#### Information provided
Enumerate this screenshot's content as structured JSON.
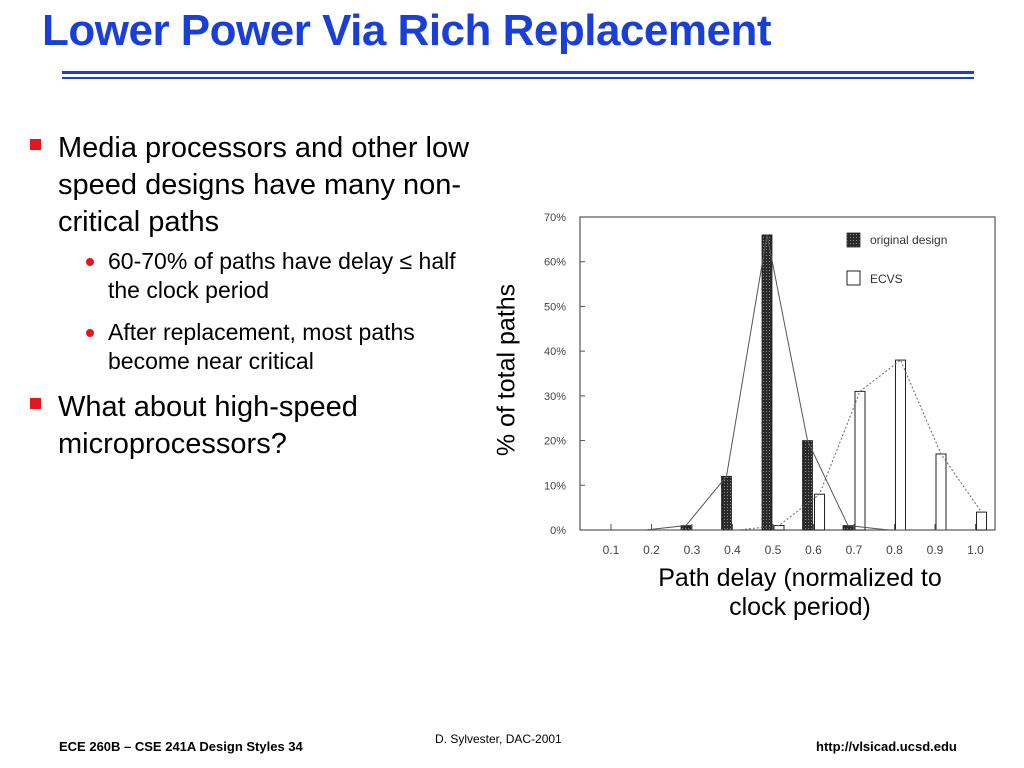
{
  "title": "Lower Power Via Rich Replacement",
  "bullets": [
    {
      "text": "Media processors and other low speed designs have many non-critical paths",
      "sub": [
        {
          "text": "60-70% of paths have delay ≤ half the clock period"
        },
        {
          "text": "After replacement, most paths become near critical"
        }
      ]
    },
    {
      "text": "What about high-speed microprocessors?",
      "sub": []
    }
  ],
  "chart_data": {
    "type": "bar",
    "categories": [
      "0.1",
      "0.2",
      "0.3",
      "0.4",
      "0.5",
      "0.6",
      "0.7",
      "0.8",
      "0.9",
      "1.0"
    ],
    "series": [
      {
        "name": "original design",
        "values": [
          0,
          0,
          1,
          12,
          66,
          20,
          1,
          0,
          0,
          0
        ]
      },
      {
        "name": "ECVS",
        "values": [
          0,
          0,
          0,
          0,
          1,
          8,
          31,
          38,
          17,
          4
        ]
      }
    ],
    "ytick_labels": [
      "0%",
      "10%",
      "20%",
      "30%",
      "40%",
      "50%",
      "60%",
      "70%"
    ],
    "ylim": [
      0,
      70
    ],
    "ylabel": "% of total paths",
    "xlabel": "Path delay (normalized to clock period)",
    "legend_position": "top-right",
    "grid": false,
    "colors": {
      "original": "#333333",
      "ecvs": "#ffffff",
      "axis": "#555555"
    }
  },
  "footer": {
    "left": "ECE 260B – CSE 241A Design Styles 34",
    "center": "D. Sylvester, DAC-2001",
    "right": "http://vlsicad.ucsd.edu"
  },
  "colors": {
    "title": "#1a3fd6",
    "bullet": "#e8141c"
  }
}
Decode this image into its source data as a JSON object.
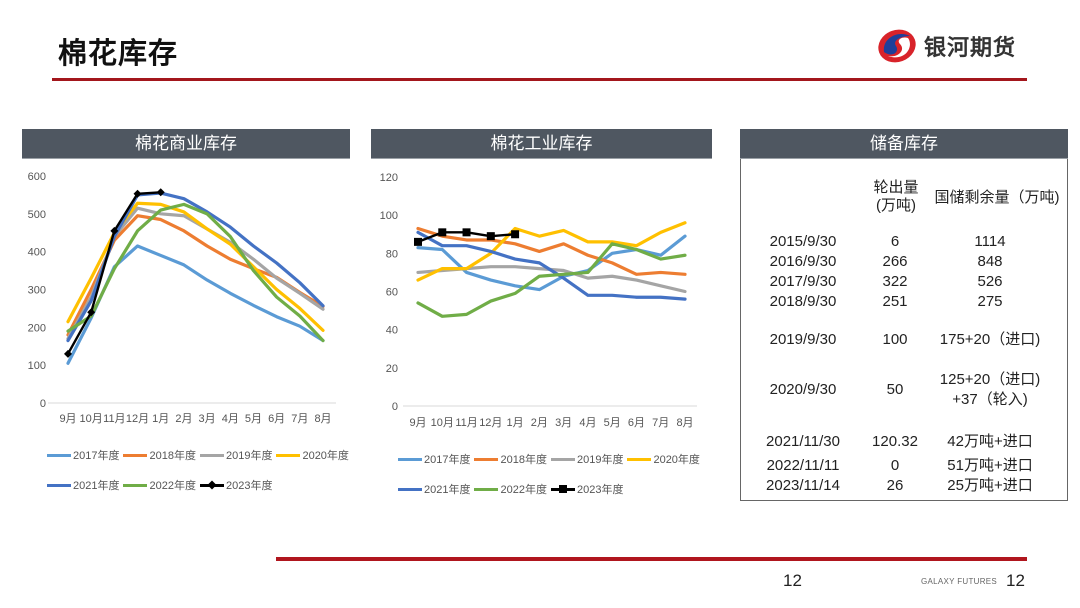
{
  "header": {
    "title": "棉花库存",
    "logo_text": "银河期货",
    "colors": {
      "rule": "#a3161c",
      "logo_red": "#d8232a",
      "logo_blue": "#1f3f9a"
    }
  },
  "series_colors": {
    "2017年度": "#5b9bd5",
    "2018年度": "#ed7d31",
    "2019年度": "#a5a5a5",
    "2020年度": "#ffc000",
    "2021年度": "#4472c4",
    "2022年度": "#70ad47",
    "2023年度": "#000000"
  },
  "chart_data": [
    {
      "type": "line",
      "title": "棉花商业库存",
      "xlabel": "",
      "ylabel": "",
      "categories": [
        "9月",
        "10月",
        "11月",
        "12月",
        "1月",
        "2月",
        "3月",
        "4月",
        "5月",
        "6月",
        "7月",
        "8月"
      ],
      "ylim": [
        0,
        600
      ],
      "yticks": [
        0,
        100,
        200,
        300,
        400,
        500,
        600
      ],
      "grid": false,
      "legend_position": "bottom",
      "series": [
        {
          "name": "2017年度",
          "values": [
            105,
            225,
            360,
            415,
            390,
            365,
            325,
            290,
            258,
            228,
            203,
            165
          ]
        },
        {
          "name": "2018年度",
          "values": [
            180,
            300,
            430,
            495,
            485,
            455,
            415,
            380,
            355,
            332,
            292,
            255
          ]
        },
        {
          "name": "2019年度",
          "values": [
            170,
            280,
            440,
            515,
            500,
            495,
            460,
            425,
            380,
            330,
            290,
            248
          ]
        },
        {
          "name": "2020年度",
          "values": [
            215,
            330,
            450,
            528,
            525,
            505,
            460,
            420,
            360,
            300,
            250,
            192
          ]
        },
        {
          "name": "2021年度",
          "values": [
            165,
            270,
            440,
            550,
            555,
            540,
            505,
            465,
            415,
            370,
            318,
            257
          ]
        },
        {
          "name": "2022年度",
          "values": [
            190,
            230,
            355,
            455,
            510,
            525,
            500,
            440,
            350,
            280,
            230,
            165
          ]
        },
        {
          "name": "2023年度",
          "values": [
            130,
            240,
            455,
            553,
            557,
            null,
            null,
            null,
            null,
            null,
            null,
            null
          ]
        }
      ]
    },
    {
      "type": "line",
      "title": "棉花工业库存",
      "xlabel": "",
      "ylabel": "",
      "categories": [
        "9月",
        "10月",
        "11月",
        "12月",
        "1月",
        "2月",
        "3月",
        "4月",
        "5月",
        "6月",
        "7月",
        "8月"
      ],
      "ylim": [
        0,
        120
      ],
      "yticks": [
        0,
        20,
        40,
        60,
        80,
        100,
        120
      ],
      "grid": false,
      "legend_position": "bottom",
      "series": [
        {
          "name": "2017年度",
          "values": [
            83,
            82,
            70,
            66,
            63,
            61,
            68,
            71,
            80,
            82,
            79,
            89
          ]
        },
        {
          "name": "2018年度",
          "values": [
            93,
            89,
            87,
            87,
            85,
            81,
            85,
            79,
            75,
            69,
            70,
            69
          ]
        },
        {
          "name": "2019年度",
          "values": [
            70,
            71,
            72,
            73,
            73,
            72,
            71,
            67,
            68,
            66,
            63,
            60
          ]
        },
        {
          "name": "2020年度",
          "values": [
            66,
            72,
            72,
            80,
            93,
            89,
            92,
            86,
            86,
            84,
            91,
            96
          ]
        },
        {
          "name": "2021年度",
          "values": [
            91,
            84,
            84,
            81,
            77,
            75,
            67,
            58,
            58,
            57,
            57,
            56
          ]
        },
        {
          "name": "2022年度",
          "values": [
            54,
            47,
            48,
            55,
            59,
            68,
            69,
            70,
            85,
            82,
            77,
            79
          ]
        },
        {
          "name": "2023年度",
          "values": [
            86,
            91,
            91,
            89,
            90,
            null,
            null,
            null,
            null,
            null,
            null,
            null
          ]
        }
      ]
    },
    {
      "type": "table",
      "title": "储备库存",
      "columns": [
        "",
        "轮出量\n(万吨)",
        "国储剩余量（万吨)"
      ],
      "header": {
        "col1_line1": "轮出量",
        "col1_line2": "(万吨)",
        "col2": "国储剩余量（万吨)"
      },
      "rows": [
        {
          "date": "2015/9/30",
          "out": "6",
          "remain": "1114",
          "remain2": ""
        },
        {
          "date": "2016/9/30",
          "out": "266",
          "remain": "848",
          "remain2": ""
        },
        {
          "date": "2017/9/30",
          "out": "322",
          "remain": "526",
          "remain2": ""
        },
        {
          "date": "2018/9/30",
          "out": "251",
          "remain": "275",
          "remain2": ""
        },
        {
          "date": "2019/9/30",
          "out": "100",
          "remain": "175+20（进口)",
          "remain2": ""
        },
        {
          "date": "2020/9/30",
          "out": "50",
          "remain": "125+20（进口)",
          "remain2": "+37（轮入)"
        },
        {
          "date": "2021/11/30",
          "out": "120.32",
          "remain": "42万吨+进口",
          "remain2": ""
        },
        {
          "date": "2022/11/11",
          "out": "0",
          "remain": "51万吨+进口",
          "remain2": ""
        },
        {
          "date": "2023/11/14",
          "out": "26",
          "remain": "25万吨+进口",
          "remain2": ""
        }
      ]
    }
  ],
  "footer": {
    "page_number": "12",
    "brand": "GALAXY FUTURES",
    "brand_page_number": "12"
  }
}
########
Your goal: Could you repeat all of the material exactly? Pictures should not be copied.

Response:
Enumerate this screenshot's content as structured JSON.
{
  "title": "Lower Power Via Rich Replacement",
  "bullets": [
    {
      "text": "Media processors and other low speed designs have many non-critical paths",
      "sub": [
        {
          "text": "60-70% of paths have delay ≤ half the clock period"
        },
        {
          "text": "After replacement, most paths become near critical"
        }
      ]
    },
    {
      "text": "What about high-speed microprocessors?",
      "sub": []
    }
  ],
  "chart_data": {
    "type": "bar",
    "categories": [
      "0.1",
      "0.2",
      "0.3",
      "0.4",
      "0.5",
      "0.6",
      "0.7",
      "0.8",
      "0.9",
      "1.0"
    ],
    "series": [
      {
        "name": "original design",
        "values": [
          0,
          0,
          1,
          12,
          66,
          20,
          1,
          0,
          0,
          0
        ]
      },
      {
        "name": "ECVS",
        "values": [
          0,
          0,
          0,
          0,
          1,
          8,
          31,
          38,
          17,
          4
        ]
      }
    ],
    "ytick_labels": [
      "0%",
      "10%",
      "20%",
      "30%",
      "40%",
      "50%",
      "60%",
      "70%"
    ],
    "ylim": [
      0,
      70
    ],
    "ylabel": "% of total paths",
    "xlabel": "Path delay (normalized to clock period)",
    "legend_position": "top-right",
    "grid": false,
    "colors": {
      "original": "#333333",
      "ecvs": "#ffffff",
      "axis": "#555555"
    }
  },
  "footer": {
    "left": "ECE 260B – CSE 241A Design Styles 34",
    "center": "D. Sylvester, DAC-2001",
    "right": "http://vlsicad.ucsd.edu"
  },
  "colors": {
    "title": "#1a3fd6",
    "bullet": "#e8141c"
  }
}
Decode this image into its source data as a JSON object.
{
  "header": {
    "title": "棉花库存",
    "logo_text": "银河期货",
    "colors": {
      "rule": "#a3161c",
      "logo_red": "#d8232a",
      "logo_blue": "#1f3f9a"
    }
  },
  "series_colors": {
    "2017年度": "#5b9bd5",
    "2018年度": "#ed7d31",
    "2019年度": "#a5a5a5",
    "2020年度": "#ffc000",
    "2021年度": "#4472c4",
    "2022年度": "#70ad47",
    "2023年度": "#000000"
  },
  "chart_data": [
    {
      "type": "line",
      "title": "棉花商业库存",
      "xlabel": "",
      "ylabel": "",
      "categories": [
        "9月",
        "10月",
        "11月",
        "12月",
        "1月",
        "2月",
        "3月",
        "4月",
        "5月",
        "6月",
        "7月",
        "8月"
      ],
      "ylim": [
        0,
        600
      ],
      "yticks": [
        0,
        100,
        200,
        300,
        400,
        500,
        600
      ],
      "grid": false,
      "legend_position": "bottom",
      "series": [
        {
          "name": "2017年度",
          "values": [
            105,
            225,
            360,
            415,
            390,
            365,
            325,
            290,
            258,
            228,
            203,
            165
          ]
        },
        {
          "name": "2018年度",
          "values": [
            180,
            300,
            430,
            495,
            485,
            455,
            415,
            380,
            355,
            332,
            292,
            255
          ]
        },
        {
          "name": "2019年度",
          "values": [
            170,
            280,
            440,
            515,
            500,
            495,
            460,
            425,
            380,
            330,
            290,
            248
          ]
        },
        {
          "name": "2020年度",
          "values": [
            215,
            330,
            450,
            528,
            525,
            505,
            460,
            420,
            360,
            300,
            250,
            192
          ]
        },
        {
          "name": "2021年度",
          "values": [
            165,
            270,
            440,
            550,
            555,
            540,
            505,
            465,
            415,
            370,
            318,
            257
          ]
        },
        {
          "name": "2022年度",
          "values": [
            190,
            230,
            355,
            455,
            510,
            525,
            500,
            440,
            350,
            280,
            230,
            165
          ]
        },
        {
          "name": "2023年度",
          "values": [
            130,
            240,
            455,
            553,
            557,
            null,
            null,
            null,
            null,
            null,
            null,
            null
          ]
        }
      ]
    },
    {
      "type": "line",
      "title": "棉花工业库存",
      "xlabel": "",
      "ylabel": "",
      "categories": [
        "9月",
        "10月",
        "11月",
        "12月",
        "1月",
        "2月",
        "3月",
        "4月",
        "5月",
        "6月",
        "7月",
        "8月"
      ],
      "ylim": [
        0,
        120
      ],
      "yticks": [
        0,
        20,
        40,
        60,
        80,
        100,
        120
      ],
      "grid": false,
      "legend_position": "bottom",
      "series": [
        {
          "name": "2017年度",
          "values": [
            83,
            82,
            70,
            66,
            63,
            61,
            68,
            71,
            80,
            82,
            79,
            89
          ]
        },
        {
          "name": "2018年度",
          "values": [
            93,
            89,
            87,
            87,
            85,
            81,
            85,
            79,
            75,
            69,
            70,
            69
          ]
        },
        {
          "name": "2019年度",
          "values": [
            70,
            71,
            72,
            73,
            73,
            72,
            71,
            67,
            68,
            66,
            63,
            60
          ]
        },
        {
          "name": "2020年度",
          "values": [
            66,
            72,
            72,
            80,
            93,
            89,
            92,
            86,
            86,
            84,
            91,
            96
          ]
        },
        {
          "name": "2021年度",
          "values": [
            91,
            84,
            84,
            81,
            77,
            75,
            67,
            58,
            58,
            57,
            57,
            56
          ]
        },
        {
          "name": "2022年度",
          "values": [
            54,
            47,
            48,
            55,
            59,
            68,
            69,
            70,
            85,
            82,
            77,
            79
          ]
        },
        {
          "name": "2023年度",
          "values": [
            86,
            91,
            91,
            89,
            90,
            null,
            null,
            null,
            null,
            null,
            null,
            null
          ]
        }
      ]
    },
    {
      "type": "table",
      "title": "储备库存",
      "columns": [
        "",
        "轮出量\n(万吨)",
        "国储剩余量（万吨)"
      ],
      "header": {
        "col1_line1": "轮出量",
        "col1_line2": "(万吨)",
        "col2": "国储剩余量（万吨)"
      },
      "rows": [
        {
          "date": "2015/9/30",
          "out": "6",
          "remain": "1114",
          "remain2": ""
        },
        {
          "date": "2016/9/30",
          "out": "266",
          "remain": "848",
          "remain2": ""
        },
        {
          "date": "2017/9/30",
          "out": "322",
          "remain": "526",
          "remain2": ""
        },
        {
          "date": "2018/9/30",
          "out": "251",
          "remain": "275",
          "remain2": ""
        },
        {
          "date": "2019/9/30",
          "out": "100",
          "remain": "175+20（进口)",
          "remain2": ""
        },
        {
          "date": "2020/9/30",
          "out": "50",
          "remain": "125+20（进口)",
          "remain2": "+37（轮入)"
        },
        {
          "date": "2021/11/30",
          "out": "120.32",
          "remain": "42万吨+进口",
          "remain2": ""
        },
        {
          "date": "2022/11/11",
          "out": "0",
          "remain": "51万吨+进口",
          "remain2": ""
        },
        {
          "date": "2023/11/14",
          "out": "26",
          "remain": "25万吨+进口",
          "remain2": ""
        }
      ]
    }
  ],
  "footer": {
    "page_number": "12",
    "brand": "GALAXY FUTURES",
    "brand_page_number": "12"
  }
}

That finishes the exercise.